» **SHORT TASK**:
Reproduce all of the data below without alteration; exclude every picture.

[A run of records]
==========

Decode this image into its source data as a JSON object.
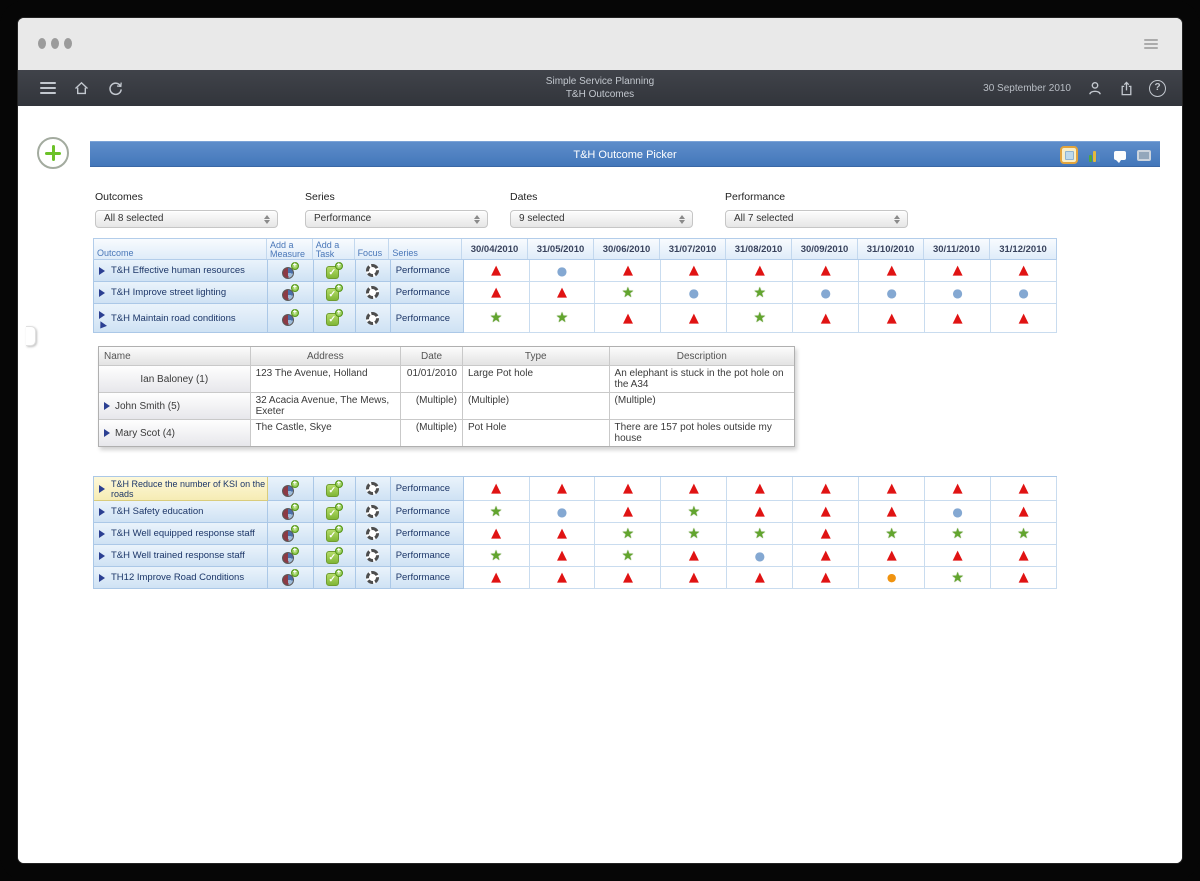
{
  "icons": {
    "check": "✓",
    "plus": "+",
    "help": "?",
    "tri": "▲",
    "star": "★",
    "cir": "●",
    "org": "●"
  },
  "navbar": {
    "title_line1": "Simple Service Planning",
    "title_line2": "T&H Outcomes",
    "date": "30 September 2010"
  },
  "picker": {
    "title": "T&H Outcome Picker"
  },
  "filters": [
    {
      "label": "Outcomes",
      "value": "All 8 selected"
    },
    {
      "label": "Series",
      "value": "Performance"
    },
    {
      "label": "Dates",
      "value": "9 selected"
    },
    {
      "label": "Performance",
      "value": "All 7 selected"
    }
  ],
  "table": {
    "headers": {
      "outcome": "Outcome",
      "add_measure": "Add a Measure",
      "add_task": "Add a Task",
      "focus": "Focus",
      "series": "Series"
    },
    "dates": [
      "30/04/2010",
      "31/05/2010",
      "30/06/2010",
      "31/07/2010",
      "31/08/2010",
      "30/09/2010",
      "31/10/2010",
      "30/11/2010",
      "31/12/2010"
    ],
    "rows": [
      {
        "label": "T&H Effective human resources",
        "series": "Performance",
        "highlight": false,
        "expanded": false,
        "indicators": [
          "tri",
          "cir",
          "tri",
          "tri",
          "tri",
          "tri",
          "tri",
          "tri",
          "tri"
        ]
      },
      {
        "label": "T&H Improve street lighting",
        "series": "Performance",
        "highlight": false,
        "expanded": false,
        "indicators": [
          "tri",
          "tri",
          "star",
          "cir",
          "star",
          "cir",
          "cir",
          "cir",
          "cir"
        ]
      },
      {
        "label": "T&H Maintain road conditions",
        "series": "Performance",
        "highlight": false,
        "expanded": true,
        "indicators": [
          "star",
          "star",
          "tri",
          "tri",
          "star",
          "tri",
          "tri",
          "tri",
          "tri"
        ]
      },
      {
        "label": "T&H Reduce the number of KSI on the roads",
        "series": "Performance",
        "highlight": true,
        "expanded": false,
        "indicators": [
          "tri",
          "tri",
          "tri",
          "tri",
          "tri",
          "tri",
          "tri",
          "tri",
          "tri"
        ]
      },
      {
        "label": "T&H Safety education",
        "series": "Performance",
        "highlight": false,
        "expanded": false,
        "indicators": [
          "star",
          "cir",
          "tri",
          "star",
          "tri",
          "tri",
          "tri",
          "cir",
          "tri"
        ]
      },
      {
        "label": "T&H Well equipped response staff",
        "series": "Performance",
        "highlight": false,
        "expanded": false,
        "indicators": [
          "tri",
          "tri",
          "star",
          "star",
          "star",
          "tri",
          "star",
          "star",
          "star"
        ]
      },
      {
        "label": "T&H Well trained response staff",
        "series": "Performance",
        "highlight": false,
        "expanded": false,
        "indicators": [
          "star",
          "tri",
          "star",
          "tri",
          "cir",
          "tri",
          "tri",
          "tri",
          "tri"
        ]
      },
      {
        "label": "TH12 Improve Road Conditions",
        "series": "Performance",
        "highlight": false,
        "expanded": false,
        "indicators": [
          "tri",
          "tri",
          "tri",
          "tri",
          "tri",
          "tri",
          "org",
          "star",
          "tri"
        ]
      }
    ]
  },
  "subtable": {
    "headers": [
      "Name",
      "Address",
      "Date",
      "Type",
      "Description"
    ],
    "rows": [
      {
        "name": "Ian Baloney (1)",
        "expandable": false,
        "address": "123 The Avenue, Holland",
        "date": "01/01/2010",
        "type": "Large Pot hole",
        "description": "An elephant is stuck in the pot hole on the A34"
      },
      {
        "name": "John Smith (5)",
        "expandable": true,
        "address": "32 Acacia Avenue, The Mews, Exeter",
        "date": "(Multiple)",
        "type": "(Multiple)",
        "description": "(Multiple)"
      },
      {
        "name": "Mary Scot (4)",
        "expandable": true,
        "address": "The Castle, Skye",
        "date": "(Multiple)",
        "type": "Pot Hole",
        "description": "There are 157 pot holes outside my house"
      }
    ]
  },
  "colors": {
    "accent_blue": "#4b7ec1",
    "indicator_red": "#e01313",
    "indicator_green": "#62a52e",
    "indicator_blue": "#84a8d2",
    "indicator_orange": "#f0930f",
    "highlight_yellow": "#f6ecb4"
  }
}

==========

» **CORRECT RESPONSE**:
Decode this image into its source data as a JSON object.
{
  "icons": {
    "check": "✓",
    "plus": "+",
    "help": "?",
    "tri": "▲",
    "star": "★",
    "cir": "●",
    "org": "●"
  },
  "navbar": {
    "title_line1": "Simple Service Planning",
    "title_line2": "T&H Outcomes",
    "date": "30 September 2010"
  },
  "picker": {
    "title": "T&H Outcome Picker"
  },
  "filters": [
    {
      "label": "Outcomes",
      "value": "All 8 selected"
    },
    {
      "label": "Series",
      "value": "Performance"
    },
    {
      "label": "Dates",
      "value": "9 selected"
    },
    {
      "label": "Performance",
      "value": "All 7 selected"
    }
  ],
  "table": {
    "headers": {
      "outcome": "Outcome",
      "add_measure": "Add a Measure",
      "add_task": "Add a Task",
      "focus": "Focus",
      "series": "Series"
    },
    "dates": [
      "30/04/2010",
      "31/05/2010",
      "30/06/2010",
      "31/07/2010",
      "31/08/2010",
      "30/09/2010",
      "31/10/2010",
      "30/11/2010",
      "31/12/2010"
    ],
    "rows": [
      {
        "label": "T&H Effective human resources",
        "series": "Performance",
        "highlight": false,
        "expanded": false,
        "indicators": [
          "tri",
          "cir",
          "tri",
          "tri",
          "tri",
          "tri",
          "tri",
          "tri",
          "tri"
        ]
      },
      {
        "label": "T&H Improve street lighting",
        "series": "Performance",
        "highlight": false,
        "expanded": false,
        "indicators": [
          "tri",
          "tri",
          "star",
          "cir",
          "star",
          "cir",
          "cir",
          "cir",
          "cir"
        ]
      },
      {
        "label": "T&H Maintain road conditions",
        "series": "Performance",
        "highlight": false,
        "expanded": true,
        "indicators": [
          "star",
          "star",
          "tri",
          "tri",
          "star",
          "tri",
          "tri",
          "tri",
          "tri"
        ]
      },
      {
        "label": "T&H Reduce the number of KSI on the roads",
        "series": "Performance",
        "highlight": true,
        "expanded": false,
        "indicators": [
          "tri",
          "tri",
          "tri",
          "tri",
          "tri",
          "tri",
          "tri",
          "tri",
          "tri"
        ]
      },
      {
        "label": "T&H Safety education",
        "series": "Performance",
        "highlight": false,
        "expanded": false,
        "indicators": [
          "star",
          "cir",
          "tri",
          "star",
          "tri",
          "tri",
          "tri",
          "cir",
          "tri"
        ]
      },
      {
        "label": "T&H Well equipped response staff",
        "series": "Performance",
        "highlight": false,
        "expanded": false,
        "indicators": [
          "tri",
          "tri",
          "star",
          "star",
          "star",
          "tri",
          "star",
          "star",
          "star"
        ]
      },
      {
        "label": "T&H Well trained response staff",
        "series": "Performance",
        "highlight": false,
        "expanded": false,
        "indicators": [
          "star",
          "tri",
          "star",
          "tri",
          "cir",
          "tri",
          "tri",
          "tri",
          "tri"
        ]
      },
      {
        "label": "TH12 Improve Road Conditions",
        "series": "Performance",
        "highlight": false,
        "expanded": false,
        "indicators": [
          "tri",
          "tri",
          "tri",
          "tri",
          "tri",
          "tri",
          "org",
          "star",
          "tri"
        ]
      }
    ]
  },
  "subtable": {
    "headers": [
      "Name",
      "Address",
      "Date",
      "Type",
      "Description"
    ],
    "rows": [
      {
        "name": "Ian Baloney (1)",
        "expandable": false,
        "address": "123 The Avenue, Holland",
        "date": "01/01/2010",
        "type": "Large Pot hole",
        "description": "An elephant is stuck in the pot hole on the A34"
      },
      {
        "name": "John Smith (5)",
        "expandable": true,
        "address": "32 Acacia Avenue, The Mews, Exeter",
        "date": "(Multiple)",
        "type": "(Multiple)",
        "description": "(Multiple)"
      },
      {
        "name": "Mary Scot (4)",
        "expandable": true,
        "address": "The Castle, Skye",
        "date": "(Multiple)",
        "type": "Pot Hole",
        "description": "There are 157 pot holes outside my house"
      }
    ]
  },
  "colors": {
    "accent_blue": "#4b7ec1",
    "indicator_red": "#e01313",
    "indicator_green": "#62a52e",
    "indicator_blue": "#84a8d2",
    "indicator_orange": "#f0930f",
    "highlight_yellow": "#f6ecb4"
  }
}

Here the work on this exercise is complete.